====== EXTRACT PROVIDED ======

I don't think that'd actually work since the games wouldn't start expiring at 35 games. Eventually when the games get past the threshold of the first 25 (let's say you win 20 straight easy games) you'd be 20-15, and the loser could start figuring this out.

It's obviously not perfect, but changing this would fix the ratings problem, and would be much harder to game than the current system.
Bayesian ELO versus Regular ELO: 2/27/2019 16:59:57


89thlap 
Level 61
Report
Having 2300 rating with just 20 unexpired games is less impressive than with 80 games and everyone can see that. And that's a big problem, because in practice it discourages staying on the ladder if you care for your rating.

I generally agree, but malakkan has 69 unexpired games and is rated 2309. So what is the point here? Doesn't that show you can sustain a high rating and play a lot of games?

By the same token it encourages runs and stalling.

======

## WHAT YOU WILL DO:
1. In the forum thread on Bayesian versus regular ELO, how many unexpired games does malakkan have, and at what rating?
2. Write the next part of the forum thread on Bayesian versus regular ELO, picking up right after its final line.

====== RECORDED INFORMATION ======

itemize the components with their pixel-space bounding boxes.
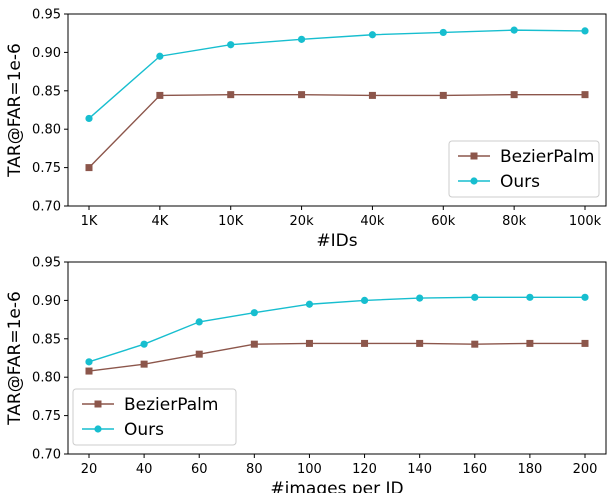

======

## RESPONSES FOR EACH TASK:
1. Malakkan has 69 unexpired games and a rating of 2309.

2.
The issue is not that the system encourages stalling, the issue is that there are players who put personal success or personal goals over fairplay and decide to take advantage of this weakness within BayesELO. What's the issue with runs after all? I don't see runs as that big of an issue at all. If Farah for instance comes up with 22 wins in a row I don't feel mad. It is a big achievement and might be rewarded with a trophy. Props to him! After all there haven't been too many successful #1 ladderruns since I've been following the ladder. Just very recently we've had someone who tried it and failed (even if he would have tried to stall his losses). Most of the players that are doing runs are decently skilled and would have good chances of getting the trophy anyway at some point. Additionally, if you look into sports there have always been teams or athletes overperforming for a certain amount of time. Thinking of the Philadelphia Eagles 2018 (NFL), Leicester City 2014 (Premier League), Kaiserslautern 1998 (Bundesliga), Goran Ivanisevic 2001 (Wimbledon), etc. These surprises are an essential and important criteria for good and interesting competition. If you start emphasizing quantity over quality too much to get rid of these "flukes" you will end up with a very predictable and boring competition. If there were 100 games to be played in a season the Patriots will most likely be the #1 team, same for other disciplines. Eventually it might not even end up in a competition of skill but endurance. For WL that means: The fact that players will have to play ~80 games (my guess from looking at Farah's results) to get a competitive and representative ladder rating will be highly repulsive for them - even for those that don't mind playing a lot of games.

The more you play, the less your rating changes, the more boring it gets.

Agree, that is actually an issue.

I mean, come on, you include expired games? The point of expiration is, that these games no longer represent my skill...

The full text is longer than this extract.